### THE REQUEST
Print the listing in its entirety and exactly, leaving out images.

═══ EXERCISE INPUT ═══

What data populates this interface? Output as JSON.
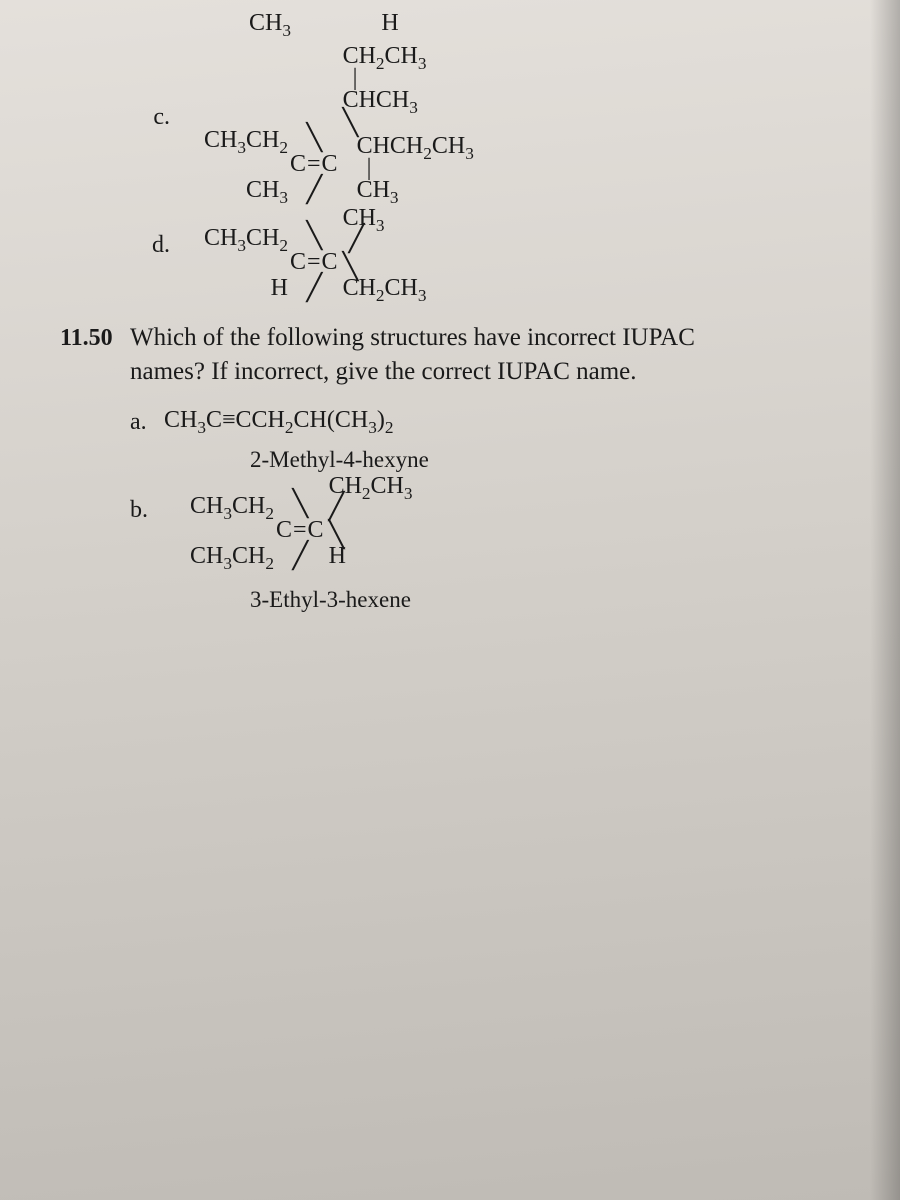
{
  "top_fragments": {
    "left_top": "CH₃",
    "right_top": "H"
  },
  "item_c": {
    "label": "c.",
    "left_upper": "CH₃CH₂",
    "left_lower": "CH₃",
    "center": "C=C",
    "right_line1_a": "CH₂CH₃",
    "right_line1_bar": "|",
    "right_line2": "CHCH₃",
    "right_line3": "CHCH₂CH₃",
    "right_line3_bar": "|",
    "right_line4": "CH₃"
  },
  "item_d": {
    "label": "d.",
    "left_upper": "CH₃CH₂",
    "left_lower": "H",
    "center": "C=C",
    "right_upper": "CH₃",
    "right_lower": "CH₂CH₃"
  },
  "q1150": {
    "number": "11.50",
    "text_line1": "Which of the following structures have incorrect IUPAC",
    "text_line2": "names? If incorrect, give the correct IUPAC name."
  },
  "part_a": {
    "label": "a.",
    "formula": "CH₃C≡CCH₂CH(CH₃)₂",
    "caption": "2-Methyl-4-hexyne"
  },
  "part_b": {
    "label": "b.",
    "left_upper": "CH₃CH₂",
    "left_lower": "CH₃CH₂",
    "center": "C=C",
    "right_upper": "CH₂CH₃",
    "right_lower": "H",
    "caption": "3-Ethyl-3-hexene"
  }
}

═══

### RESPONSE
What data populates this interface? Output as JSON.
{
  "top_fragments": {
    "left_top": "CH₃",
    "right_top": "H"
  },
  "item_c": {
    "label": "c.",
    "left_upper": "CH₃CH₂",
    "left_lower": "CH₃",
    "center": "C=C",
    "right_line1_a": "CH₂CH₃",
    "right_line1_bar": "|",
    "right_line2": "CHCH₃",
    "right_line3": "CHCH₂CH₃",
    "right_line3_bar": "|",
    "right_line4": "CH₃"
  },
  "item_d": {
    "label": "d.",
    "left_upper": "CH₃CH₂",
    "left_lower": "H",
    "center": "C=C",
    "right_upper": "CH₃",
    "right_lower": "CH₂CH₃"
  },
  "q1150": {
    "number": "11.50",
    "text_line1": "Which of the following structures have incorrect IUPAC",
    "text_line2": "names? If incorrect, give the correct IUPAC name."
  },
  "part_a": {
    "label": "a.",
    "formula": "CH₃C≡CCH₂CH(CH₃)₂",
    "caption": "2-Methyl-4-hexyne"
  },
  "part_b": {
    "label": "b.",
    "left_upper": "CH₃CH₂",
    "left_lower": "CH₃CH₂",
    "center": "C=C",
    "right_upper": "CH₂CH₃",
    "right_lower": "H",
    "caption": "3-Ethyl-3-hexene"
  }
}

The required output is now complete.